REQUIREMENTS ::
Copy every line of the data exactly, leaving nothing out.

DATA FOR THIS TASK ::
----------

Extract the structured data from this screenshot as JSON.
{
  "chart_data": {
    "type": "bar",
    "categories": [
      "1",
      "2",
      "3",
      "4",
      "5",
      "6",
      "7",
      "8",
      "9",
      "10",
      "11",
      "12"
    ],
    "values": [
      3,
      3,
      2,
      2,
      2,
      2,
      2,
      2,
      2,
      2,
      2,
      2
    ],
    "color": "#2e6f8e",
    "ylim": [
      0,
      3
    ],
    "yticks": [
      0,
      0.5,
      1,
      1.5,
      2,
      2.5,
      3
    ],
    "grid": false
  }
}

----------

RESULT OF THE EXERCISE ::
Extract the structured data from this screenshot as JSON.
{
  "chart_data": {
    "type": "bar",
    "categories": [
      "1",
      "2",
      "3",
      "4",
      "5",
      "6",
      "7",
      "8",
      "9",
      "10",
      "11",
      "12"
    ],
    "values": [
      3,
      3,
      2,
      2,
      2,
      2,
      2,
      2,
      2,
      2,
      2,
      2
    ],
    "color": "#2e6f8e",
    "ylim": [
      0,
      3
    ],
    "yticks": [
      0,
      0.5,
      1,
      1.5,
      2,
      2.5,
      3
    ],
    "grid": false
  }
}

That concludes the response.